__Dataset entries__:
──────────

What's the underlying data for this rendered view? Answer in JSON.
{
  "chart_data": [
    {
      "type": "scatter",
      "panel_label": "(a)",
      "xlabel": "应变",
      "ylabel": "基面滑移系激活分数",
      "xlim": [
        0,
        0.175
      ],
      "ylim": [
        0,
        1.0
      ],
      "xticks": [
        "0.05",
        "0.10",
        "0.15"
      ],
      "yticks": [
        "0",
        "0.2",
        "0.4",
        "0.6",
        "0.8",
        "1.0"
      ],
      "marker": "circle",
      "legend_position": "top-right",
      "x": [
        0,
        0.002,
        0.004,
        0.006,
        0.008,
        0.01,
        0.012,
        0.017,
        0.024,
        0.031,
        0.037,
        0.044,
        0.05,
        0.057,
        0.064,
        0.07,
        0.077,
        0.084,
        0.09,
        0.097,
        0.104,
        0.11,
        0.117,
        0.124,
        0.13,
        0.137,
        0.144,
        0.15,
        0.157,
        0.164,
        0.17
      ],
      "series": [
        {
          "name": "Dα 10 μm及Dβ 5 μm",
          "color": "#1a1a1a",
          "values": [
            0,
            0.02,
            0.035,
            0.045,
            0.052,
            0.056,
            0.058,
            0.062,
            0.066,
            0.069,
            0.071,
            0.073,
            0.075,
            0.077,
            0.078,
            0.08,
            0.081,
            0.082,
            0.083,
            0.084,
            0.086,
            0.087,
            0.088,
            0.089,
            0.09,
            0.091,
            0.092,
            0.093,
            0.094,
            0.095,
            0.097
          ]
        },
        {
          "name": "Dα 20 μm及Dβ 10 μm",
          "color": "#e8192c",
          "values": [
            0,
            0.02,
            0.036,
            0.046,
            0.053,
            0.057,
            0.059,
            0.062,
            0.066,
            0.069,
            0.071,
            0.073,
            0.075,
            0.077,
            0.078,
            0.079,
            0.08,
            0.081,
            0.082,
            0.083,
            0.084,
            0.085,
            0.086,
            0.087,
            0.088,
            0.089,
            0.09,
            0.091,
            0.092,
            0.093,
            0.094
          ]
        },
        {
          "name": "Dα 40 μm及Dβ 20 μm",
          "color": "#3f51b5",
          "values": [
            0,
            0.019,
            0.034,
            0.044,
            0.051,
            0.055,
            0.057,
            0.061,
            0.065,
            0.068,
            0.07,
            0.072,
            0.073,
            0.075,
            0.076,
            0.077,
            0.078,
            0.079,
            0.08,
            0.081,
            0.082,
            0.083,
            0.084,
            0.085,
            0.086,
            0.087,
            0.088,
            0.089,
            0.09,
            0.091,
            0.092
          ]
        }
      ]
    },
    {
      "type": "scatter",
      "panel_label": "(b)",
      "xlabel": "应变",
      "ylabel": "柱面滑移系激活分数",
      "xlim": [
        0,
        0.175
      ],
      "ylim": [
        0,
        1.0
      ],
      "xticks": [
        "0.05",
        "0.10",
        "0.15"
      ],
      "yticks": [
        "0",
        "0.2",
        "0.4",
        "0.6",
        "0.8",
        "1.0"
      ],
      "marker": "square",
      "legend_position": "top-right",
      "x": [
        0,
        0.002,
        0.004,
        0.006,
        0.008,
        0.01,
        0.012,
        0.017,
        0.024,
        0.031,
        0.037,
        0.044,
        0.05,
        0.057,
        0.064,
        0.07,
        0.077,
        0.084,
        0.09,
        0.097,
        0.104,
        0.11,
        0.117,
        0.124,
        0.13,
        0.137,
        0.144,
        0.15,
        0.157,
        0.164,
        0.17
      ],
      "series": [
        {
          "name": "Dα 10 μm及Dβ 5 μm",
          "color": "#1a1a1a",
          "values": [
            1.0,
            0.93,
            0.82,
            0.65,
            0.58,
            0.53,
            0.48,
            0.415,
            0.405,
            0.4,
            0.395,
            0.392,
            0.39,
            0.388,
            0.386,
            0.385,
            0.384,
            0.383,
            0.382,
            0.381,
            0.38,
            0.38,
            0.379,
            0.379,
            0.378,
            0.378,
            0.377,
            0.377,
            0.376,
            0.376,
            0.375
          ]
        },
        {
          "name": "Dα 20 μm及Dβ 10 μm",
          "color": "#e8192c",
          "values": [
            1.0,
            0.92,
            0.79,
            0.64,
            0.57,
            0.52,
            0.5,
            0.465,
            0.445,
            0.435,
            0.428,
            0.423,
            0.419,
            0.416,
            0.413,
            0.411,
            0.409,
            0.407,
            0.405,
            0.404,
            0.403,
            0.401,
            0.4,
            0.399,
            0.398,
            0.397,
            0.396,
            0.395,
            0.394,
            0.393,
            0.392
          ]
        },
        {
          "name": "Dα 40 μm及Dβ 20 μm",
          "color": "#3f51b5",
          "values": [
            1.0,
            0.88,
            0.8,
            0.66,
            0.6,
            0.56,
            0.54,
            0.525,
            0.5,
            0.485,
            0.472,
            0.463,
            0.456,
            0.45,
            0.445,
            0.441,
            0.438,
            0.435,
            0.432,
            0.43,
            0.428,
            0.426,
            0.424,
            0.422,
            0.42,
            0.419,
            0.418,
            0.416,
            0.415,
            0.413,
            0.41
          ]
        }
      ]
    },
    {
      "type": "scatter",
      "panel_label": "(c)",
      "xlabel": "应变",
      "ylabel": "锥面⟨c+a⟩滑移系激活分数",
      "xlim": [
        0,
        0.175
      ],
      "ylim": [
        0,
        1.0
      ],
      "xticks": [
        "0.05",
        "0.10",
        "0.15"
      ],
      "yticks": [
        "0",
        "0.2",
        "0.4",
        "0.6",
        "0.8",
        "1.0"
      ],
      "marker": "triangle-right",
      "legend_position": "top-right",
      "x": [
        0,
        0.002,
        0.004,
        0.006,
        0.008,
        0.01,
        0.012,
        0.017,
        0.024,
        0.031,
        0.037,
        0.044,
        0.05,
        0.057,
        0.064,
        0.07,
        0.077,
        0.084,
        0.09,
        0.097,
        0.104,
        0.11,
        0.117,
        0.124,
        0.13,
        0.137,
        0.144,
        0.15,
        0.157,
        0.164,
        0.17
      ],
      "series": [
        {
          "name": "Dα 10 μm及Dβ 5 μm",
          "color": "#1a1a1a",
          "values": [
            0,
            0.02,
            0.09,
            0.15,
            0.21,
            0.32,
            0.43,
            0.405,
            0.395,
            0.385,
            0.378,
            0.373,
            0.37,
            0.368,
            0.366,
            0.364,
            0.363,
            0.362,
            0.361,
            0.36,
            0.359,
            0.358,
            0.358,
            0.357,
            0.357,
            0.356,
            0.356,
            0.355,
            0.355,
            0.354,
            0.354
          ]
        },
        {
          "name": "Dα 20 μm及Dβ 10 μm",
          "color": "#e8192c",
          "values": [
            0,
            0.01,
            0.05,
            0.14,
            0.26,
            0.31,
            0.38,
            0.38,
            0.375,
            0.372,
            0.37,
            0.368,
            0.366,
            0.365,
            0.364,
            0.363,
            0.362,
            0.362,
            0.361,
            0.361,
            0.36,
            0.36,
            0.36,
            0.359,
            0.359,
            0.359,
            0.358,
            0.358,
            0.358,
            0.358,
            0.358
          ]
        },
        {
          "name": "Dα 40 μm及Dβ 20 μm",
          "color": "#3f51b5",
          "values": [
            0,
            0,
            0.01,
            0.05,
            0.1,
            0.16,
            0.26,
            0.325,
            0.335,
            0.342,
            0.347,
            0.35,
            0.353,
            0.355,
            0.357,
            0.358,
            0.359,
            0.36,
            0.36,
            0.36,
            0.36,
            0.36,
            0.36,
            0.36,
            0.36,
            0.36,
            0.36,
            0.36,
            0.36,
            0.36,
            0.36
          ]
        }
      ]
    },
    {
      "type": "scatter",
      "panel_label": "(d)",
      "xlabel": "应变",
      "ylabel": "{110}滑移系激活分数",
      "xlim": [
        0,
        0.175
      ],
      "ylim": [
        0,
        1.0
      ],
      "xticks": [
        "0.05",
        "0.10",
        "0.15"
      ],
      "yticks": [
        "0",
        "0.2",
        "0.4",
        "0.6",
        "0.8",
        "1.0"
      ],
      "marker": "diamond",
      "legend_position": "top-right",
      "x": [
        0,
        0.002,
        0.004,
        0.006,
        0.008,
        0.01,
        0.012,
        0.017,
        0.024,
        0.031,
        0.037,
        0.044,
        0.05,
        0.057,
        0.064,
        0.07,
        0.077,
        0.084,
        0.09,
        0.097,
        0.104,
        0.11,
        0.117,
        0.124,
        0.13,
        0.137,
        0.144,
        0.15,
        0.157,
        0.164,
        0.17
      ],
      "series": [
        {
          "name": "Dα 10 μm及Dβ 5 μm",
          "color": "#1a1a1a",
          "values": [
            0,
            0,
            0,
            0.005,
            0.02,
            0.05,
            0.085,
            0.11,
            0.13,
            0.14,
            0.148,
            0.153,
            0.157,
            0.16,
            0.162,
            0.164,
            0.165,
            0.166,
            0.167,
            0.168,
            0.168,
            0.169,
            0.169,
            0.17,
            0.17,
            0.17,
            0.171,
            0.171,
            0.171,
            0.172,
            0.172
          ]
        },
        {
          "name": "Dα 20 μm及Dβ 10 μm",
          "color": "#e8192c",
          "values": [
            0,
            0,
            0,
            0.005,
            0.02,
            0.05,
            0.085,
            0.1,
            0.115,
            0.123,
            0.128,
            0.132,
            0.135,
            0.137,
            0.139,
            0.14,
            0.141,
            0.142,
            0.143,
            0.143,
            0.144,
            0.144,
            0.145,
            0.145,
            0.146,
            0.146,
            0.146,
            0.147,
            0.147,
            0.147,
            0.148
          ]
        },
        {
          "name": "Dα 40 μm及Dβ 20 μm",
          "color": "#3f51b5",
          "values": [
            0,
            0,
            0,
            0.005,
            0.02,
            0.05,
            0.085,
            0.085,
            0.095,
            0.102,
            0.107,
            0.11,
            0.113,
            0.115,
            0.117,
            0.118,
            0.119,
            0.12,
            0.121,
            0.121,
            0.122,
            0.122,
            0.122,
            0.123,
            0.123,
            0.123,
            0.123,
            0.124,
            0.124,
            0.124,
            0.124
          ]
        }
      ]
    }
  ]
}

──────────

__Stated task__:
Filter the entries down to the lines containing "marker". Copy each of those lines.

__Task answer__:
      "marker": "circle",
      "marker": "square",
      "marker": "triangle-right",
      "marker": "diamond",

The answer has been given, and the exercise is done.